原文 >>
□ □ □ □ □

プロジェクトの設定を変更するには、 osc meta prjconf <プロジェクト名> -e のように実行してください。これにより $EDITOR 環境変数で指定したエディタが起動します。 Web クライアントの場合は、プロジェクトの Advanced セクション内に隠されています。
このような置き換えを build.opensuse.org で使用していて、置き換えルールを他のユーザにも公開したいと考えていらっしゃる (つまり、中央の設定ファイル内に統合してもらいたい) 場合は、 opensuse-buildservice@opensuse.org 宛に英語でご連絡ください。
ディストリビューションに対してすでに設定されている Substitutes: ルールを確認したい場合は、それぞれのディストリビューションに対応したプロジェクトの設定ファイルをお読みください。たとえば CentOS 6 であれば https://build.opensuse.org/project/prjconf?project=CentOS%3ACentOS-6 になります。
Recommends: と Suggests:
Suggests は SUSE (>=10) および Fedora (>=24) 固有の機能です。これは "Requires:" をより弱い依存関係を示すものです。
# 必ずしも vim や graphwiz が必要となるプログラムではないが、 # あったほうがより適切であることを示します。 %if 0%{?suse_version} >= 1000 Suggests: vim graphviz %endif
Recommends: についても同様です。
update-alternatives パッケージについて
update-alternatives は SUSE 固有のパッケージであり、 Fedora/RHEL では提供されていません。これらのディストリビューションでは、同様の機能が chkconfig パッケージで提供されています。そのため、:
# Requires(post): update-alternatives # Requires(postun): update-alternatives
ではなく、下記のようにバイナリのフルパスを記述すると、共通化できます:
Requires(post): /usr/sbin/update-alternatives Requires(postun): /usr/sbin/update-alternatives
もう 1 つの方法として、 プロジェクト全体の設定 に追加する方法もあります:
%if ! 0%{?suse_version} Substitute: update-alternatives chkconfig %endif
Fedora/RHEL での Qt 3.x の検出
RedHat や Fedora では、 Qt を利用してアプリケーションを構築する際、パッケージの命名ルールや構築設定が他のものとは異なっています。下記は、 Qt ベースのアプリケーションを SUSE と Fedora の両方で、かつ 1 つの spec ファイルで構築する場合の例です:
BuildRequires: cups cups-devel python-devel shared-mime-info libart_lgpl-devel libtiff-devel libxml2-devel BuildRequires: fontconfig-devel openssl-devel pkgconfig desktop-file-utils qt-devel %if 0%{?fedora} >= 5 BuildRequires: libstdc++-devel gcc-c++ lcms-devel >= 1.12 qt %endif %if 0%{?suse_version} > 910 BuildRequires: update-desktop-files %endif
BuildRequires 以下には下記のように指定します:
%if 0%{?fedora} >= 5 source "%{_sysconfdir}/profile.d/qt.sh" %endif %configure \ %if 0%{?fedora} >= 5 --with-xinerama \ --with-extra-libs=%{_libdir} \ %endif %if 0%{?suse_version} > 910 --with-qt-libraries=/usr/%_lib/qt3/%_lib \ --with-docdir=%{prefix}/share/doc/packages/scribus \ %ifarch x86_64 ppc64 s390x --enable-libsuffix=64 \ %endif %endif <programoptions>
Mandriva での Qt4 の検出
既定では Qt4 よりも前に Qt3 が見つかってしまうため、 spec ファイル内の %build セクションに下記のように指定します:
%build %if 0%{?mandriva_version} > 2006 export PATH=/usr/lib/qt4/bin:$PATH export QTDIR=%{_prefix}/lib/qt4/ %endif
- Mandriva 2008 以降で変更されているかもしれません
Mandriva での Provides/Obsoletes の取り扱い
CentOS や RHEL, Fedora, SUSE などとは異なり、 Mandriva を取り扱う際は特別に注意する必要があります。これらは対象のライブラリがアプリケーション内でしか使用されないものであっても、アプリケーションとは別にライブラリ用の RPM を作成することが多いためです。一般的なライブラリの取り扱いと同じく、アプリケーション側ではライブラリへの依存関係を設定する (foo -> libfoo) だけですが、他のディストリビューションとは依存関係が異なるため、 Provides や Obsoletes を明示的に指定して、矛盾が起こらないようにする必要があります。 RPM では依存関係を自動的に処理しますが、場合によっては下記のように明示的な指定をしたほうがより便利な場合もあります:
%if 0%{?mandriva_version} Provides: foo libfoo-0 Obsoletes: foo libfoo-0 %endif
古いディストリビューションの取り扱い
パッケージ内のソースコードは古いディストリビューションにも対応している場合がありますが、パッケージを構築するにあたっては、古いディストリビューションとの互換性確保が面倒になる場合があります。

□ □ □ □ □

[ページ分割データ]
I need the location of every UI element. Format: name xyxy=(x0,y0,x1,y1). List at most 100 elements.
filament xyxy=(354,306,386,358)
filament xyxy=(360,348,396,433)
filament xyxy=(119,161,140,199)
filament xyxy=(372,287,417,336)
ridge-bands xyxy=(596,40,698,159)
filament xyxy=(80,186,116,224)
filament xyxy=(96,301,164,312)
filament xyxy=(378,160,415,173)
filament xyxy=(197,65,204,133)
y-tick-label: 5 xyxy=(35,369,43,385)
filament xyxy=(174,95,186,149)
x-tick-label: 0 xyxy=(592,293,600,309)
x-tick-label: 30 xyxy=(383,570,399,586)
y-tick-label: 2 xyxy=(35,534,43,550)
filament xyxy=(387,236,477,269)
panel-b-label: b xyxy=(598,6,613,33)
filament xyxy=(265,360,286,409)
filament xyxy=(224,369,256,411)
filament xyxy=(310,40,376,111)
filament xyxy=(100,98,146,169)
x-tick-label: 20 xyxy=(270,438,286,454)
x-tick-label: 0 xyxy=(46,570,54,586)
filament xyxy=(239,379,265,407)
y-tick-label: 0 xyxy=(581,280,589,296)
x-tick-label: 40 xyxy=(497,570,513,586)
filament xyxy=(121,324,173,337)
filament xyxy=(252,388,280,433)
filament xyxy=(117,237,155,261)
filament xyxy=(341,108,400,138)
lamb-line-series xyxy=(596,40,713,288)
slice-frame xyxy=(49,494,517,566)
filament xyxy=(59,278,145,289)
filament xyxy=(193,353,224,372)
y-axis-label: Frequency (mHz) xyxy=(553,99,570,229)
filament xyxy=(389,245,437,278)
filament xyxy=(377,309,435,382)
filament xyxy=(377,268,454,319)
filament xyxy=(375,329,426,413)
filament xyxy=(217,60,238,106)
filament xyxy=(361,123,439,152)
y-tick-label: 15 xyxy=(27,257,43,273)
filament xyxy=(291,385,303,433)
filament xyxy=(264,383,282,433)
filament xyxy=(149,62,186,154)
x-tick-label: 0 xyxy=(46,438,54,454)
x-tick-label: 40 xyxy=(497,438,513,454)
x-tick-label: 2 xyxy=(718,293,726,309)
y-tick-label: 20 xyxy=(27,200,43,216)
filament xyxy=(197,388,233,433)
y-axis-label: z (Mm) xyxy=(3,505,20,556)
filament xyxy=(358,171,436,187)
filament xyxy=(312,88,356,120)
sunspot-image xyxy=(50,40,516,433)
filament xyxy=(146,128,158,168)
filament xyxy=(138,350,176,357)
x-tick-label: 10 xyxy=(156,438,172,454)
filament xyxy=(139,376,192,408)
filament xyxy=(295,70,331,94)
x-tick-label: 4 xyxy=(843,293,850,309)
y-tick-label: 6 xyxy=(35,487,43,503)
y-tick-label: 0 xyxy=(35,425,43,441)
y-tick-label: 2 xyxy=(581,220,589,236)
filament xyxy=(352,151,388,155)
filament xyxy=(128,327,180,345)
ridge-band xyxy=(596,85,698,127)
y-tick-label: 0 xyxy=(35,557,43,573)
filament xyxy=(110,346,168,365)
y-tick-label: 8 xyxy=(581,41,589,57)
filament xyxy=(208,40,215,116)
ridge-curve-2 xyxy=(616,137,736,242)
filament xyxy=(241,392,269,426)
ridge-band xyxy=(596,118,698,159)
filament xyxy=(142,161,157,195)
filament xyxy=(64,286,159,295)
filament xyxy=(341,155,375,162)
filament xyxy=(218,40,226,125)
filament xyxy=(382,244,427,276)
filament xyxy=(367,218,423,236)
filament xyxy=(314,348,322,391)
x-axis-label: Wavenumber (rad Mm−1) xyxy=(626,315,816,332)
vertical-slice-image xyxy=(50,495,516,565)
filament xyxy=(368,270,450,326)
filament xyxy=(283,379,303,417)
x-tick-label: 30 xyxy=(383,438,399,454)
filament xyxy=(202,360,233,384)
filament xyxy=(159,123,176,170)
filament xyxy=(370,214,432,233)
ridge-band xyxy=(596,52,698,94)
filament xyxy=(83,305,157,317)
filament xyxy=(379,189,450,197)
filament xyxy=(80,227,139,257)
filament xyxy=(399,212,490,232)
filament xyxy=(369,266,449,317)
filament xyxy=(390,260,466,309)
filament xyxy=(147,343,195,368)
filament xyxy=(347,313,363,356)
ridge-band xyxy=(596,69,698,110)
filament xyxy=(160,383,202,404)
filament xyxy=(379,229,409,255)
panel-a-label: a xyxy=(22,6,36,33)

□ □ □ □ □

課題 >>
(A) 原文で Mandriva と対比して挙げられているディストリビューションをすべて書き出してください。
(B) 原文の「プロジェクトの設定を変更するには、 osc meta」から「Recommends: についても同様です。」までを、両端も含めて一字一句変えずに出力してください。
これらの記録は原文とは関係がありません。

解答 >>
(A) CentOS、RHEL、Fedora、SUSE

(B)
プロジェクトの設定を変更するには、 osc meta prjconf <プロジェクト名> -e のように実行してください。これにより $EDITOR 環境変数で指定したエディタが起動します。 Web クライアントの場合は、プロジェクトの Advanced セクション内に隠されています。
このような置き換えを build.opensuse.org で使用していて、置き換えルールを他のユーザにも公開したいと考えていらっしゃる (つまり、中央の設定ファイル内に統合してもらいたい) 場合は、 opensuse-buildservice@opensuse.org 宛に英語でご連絡ください。
ディストリビューションに対してすでに設定されている Substitutes: ルールを確認したい場合は、それぞれのディストリビューションに対応したプロジェクトの設定ファイルをお読みください。たとえば CentOS 6 であれば https://build.opensuse.org/project/prjconf?project=CentOS%3ACentOS-6 になります。
Recommends: と Suggests:
Suggests は SUSE (>=10) および Fedora (>=24) 固有の機能です。これは "Requires:" をより弱い依存関係を示すものです。
# 必ずしも vim や graphwiz が必要となるプログラムではないが、 # あったほうがより適切であることを示します。 %if 0%{?suse_version} >= 1000 Suggests: vim graphviz %endif
Recommends: についても同様です。